Restate the records below word for word.
*** Records supplied ***
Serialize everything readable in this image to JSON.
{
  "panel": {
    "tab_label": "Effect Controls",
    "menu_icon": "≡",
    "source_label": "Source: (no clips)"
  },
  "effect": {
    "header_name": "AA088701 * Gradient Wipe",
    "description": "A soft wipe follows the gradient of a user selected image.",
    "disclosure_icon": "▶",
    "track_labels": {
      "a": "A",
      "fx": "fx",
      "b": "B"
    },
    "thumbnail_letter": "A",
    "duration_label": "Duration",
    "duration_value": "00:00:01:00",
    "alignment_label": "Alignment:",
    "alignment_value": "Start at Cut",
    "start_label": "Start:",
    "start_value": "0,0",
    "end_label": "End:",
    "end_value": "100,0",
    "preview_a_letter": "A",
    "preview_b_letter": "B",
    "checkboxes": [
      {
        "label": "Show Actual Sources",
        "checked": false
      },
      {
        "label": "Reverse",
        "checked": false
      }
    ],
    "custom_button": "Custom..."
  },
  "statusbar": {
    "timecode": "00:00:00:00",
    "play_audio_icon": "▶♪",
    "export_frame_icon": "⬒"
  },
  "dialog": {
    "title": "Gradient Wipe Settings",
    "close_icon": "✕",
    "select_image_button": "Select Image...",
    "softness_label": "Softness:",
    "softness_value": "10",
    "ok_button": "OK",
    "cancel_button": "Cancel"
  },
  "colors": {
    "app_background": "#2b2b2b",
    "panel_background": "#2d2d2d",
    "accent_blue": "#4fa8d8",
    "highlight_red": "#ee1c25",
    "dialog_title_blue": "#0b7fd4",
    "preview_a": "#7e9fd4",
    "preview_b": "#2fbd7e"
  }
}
***
Response:
Serialize everything readable in this image to JSON.
{
  "panel": {
    "tab_label": "Effect Controls",
    "menu_icon": "≡",
    "source_label": "Source: (no clips)"
  },
  "effect": {
    "header_name": "AA088701 * Gradient Wipe",
    "description": "A soft wipe follows the gradient of a user selected image.",
    "disclosure_icon": "▶",
    "track_labels": {
      "a": "A",
      "fx": "fx",
      "b": "B"
    },
    "thumbnail_letter": "A",
    "duration_label": "Duration",
    "duration_value": "00:00:01:00",
    "alignment_label": "Alignment:",
    "alignment_value": "Start at Cut",
    "start_label": "Start:",
    "start_value": "0,0",
    "end_label": "End:",
    "end_value": "100,0",
    "preview_a_letter": "A",
    "preview_b_letter": "B",
    "checkboxes": [
      {
        "label": "Show Actual Sources",
        "checked": false
      },
      {
        "label": "Reverse",
        "checked": false
      }
    ],
    "custom_button": "Custom..."
  },
  "statusbar": {
    "timecode": "00:00:00:00",
    "play_audio_icon": "▶♪",
    "export_frame_icon": "⬒"
  },
  "dialog": {
    "title": "Gradient Wipe Settings",
    "close_icon": "✕",
    "select_image_button": "Select Image...",
    "softness_label": "Softness:",
    "softness_value": "10",
    "ok_button": "OK",
    "cancel_button": "Cancel"
  },
  "colors": {
    "app_background": "#2b2b2b",
    "panel_background": "#2d2d2d",
    "accent_blue": "#4fa8d8",
    "highlight_red": "#ee1c25",
    "dialog_title_blue": "#0b7fd4",
    "preview_a": "#7e9fd4",
    "preview_b": "#2fbd7e"
  }
}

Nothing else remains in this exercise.